— Try it —
Write out the full listing exactly.
********************
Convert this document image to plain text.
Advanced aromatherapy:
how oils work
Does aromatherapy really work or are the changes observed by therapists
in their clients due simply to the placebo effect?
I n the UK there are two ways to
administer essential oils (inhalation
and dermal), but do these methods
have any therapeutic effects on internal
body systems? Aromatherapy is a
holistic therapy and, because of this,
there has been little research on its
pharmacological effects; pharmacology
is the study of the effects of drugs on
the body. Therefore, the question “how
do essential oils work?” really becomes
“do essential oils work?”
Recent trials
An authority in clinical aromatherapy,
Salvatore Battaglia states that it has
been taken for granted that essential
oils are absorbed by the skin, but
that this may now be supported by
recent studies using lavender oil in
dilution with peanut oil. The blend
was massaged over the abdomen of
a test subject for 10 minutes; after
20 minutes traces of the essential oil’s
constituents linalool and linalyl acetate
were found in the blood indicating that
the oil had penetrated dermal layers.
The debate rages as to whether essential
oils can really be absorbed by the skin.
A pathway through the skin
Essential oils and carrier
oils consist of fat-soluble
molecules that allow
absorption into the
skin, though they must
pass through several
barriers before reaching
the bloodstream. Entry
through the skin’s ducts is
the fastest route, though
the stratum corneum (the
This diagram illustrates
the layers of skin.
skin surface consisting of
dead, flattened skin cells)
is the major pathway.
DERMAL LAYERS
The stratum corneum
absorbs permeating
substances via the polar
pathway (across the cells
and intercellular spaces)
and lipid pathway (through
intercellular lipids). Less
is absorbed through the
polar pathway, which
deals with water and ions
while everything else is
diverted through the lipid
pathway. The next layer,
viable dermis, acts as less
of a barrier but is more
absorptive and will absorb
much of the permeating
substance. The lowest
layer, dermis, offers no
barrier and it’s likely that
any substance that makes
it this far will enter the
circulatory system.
********************
— Answer space —
Convert this document image to plain text.
Advanced aromatherapy:
how oils work
Does aromatherapy really work or are the changes observed by therapists
in their clients due simply to the placebo effect?
I n the UK there are two ways to
administer essential oils (inhalation
and dermal), but do these methods
have any therapeutic effects on internal
body systems? Aromatherapy is a
holistic therapy and, because of this,
there has been little research on its
pharmacological effects; pharmacology
is the study of the effects of drugs on
the body. Therefore, the question “how
do essential oils work?” really becomes
“do essential oils work?”
Recent trials
An authority in clinical aromatherapy,
Salvatore Battaglia states that it has
been taken for granted that essential
oils are absorbed by the skin, but
that this may now be supported by
recent studies using lavender oil in
dilution with peanut oil. The blend
was massaged over the abdomen of
a test subject for 10 minutes; after
20 minutes traces of the essential oil’s
constituents linalool and linalyl acetate
were found in the blood indicating that
the oil had penetrated dermal layers.
The debate rages as to whether essential
oils can really be absorbed by the skin.
A pathway through the skin
Essential oils and carrier
oils consist of fat-soluble
molecules that allow
absorption into the
skin, though they must
pass through several
barriers before reaching
the bloodstream. Entry
through the skin’s ducts is
the fastest route, though
the stratum corneum (the
This diagram illustrates
the layers of skin.
skin surface consisting of
dead, flattened skin cells)
is the major pathway.
DERMAL LAYERS
The stratum corneum
absorbs permeating
substances via the polar
pathway (across the cells
and intercellular spaces)
and lipid pathway (through
intercellular lipids). Less
is absorbed through the
polar pathway, which
deals with water and ions
while everything else is
diverted through the lipid
pathway. The next layer,
viable dermis, acts as less
of a barrier but is more
absorptive and will absorb
much of the permeating
substance. The lowest
layer, dermis, offers no
barrier and it’s likely that
any substance that makes
it this far will enter the
circulatory system.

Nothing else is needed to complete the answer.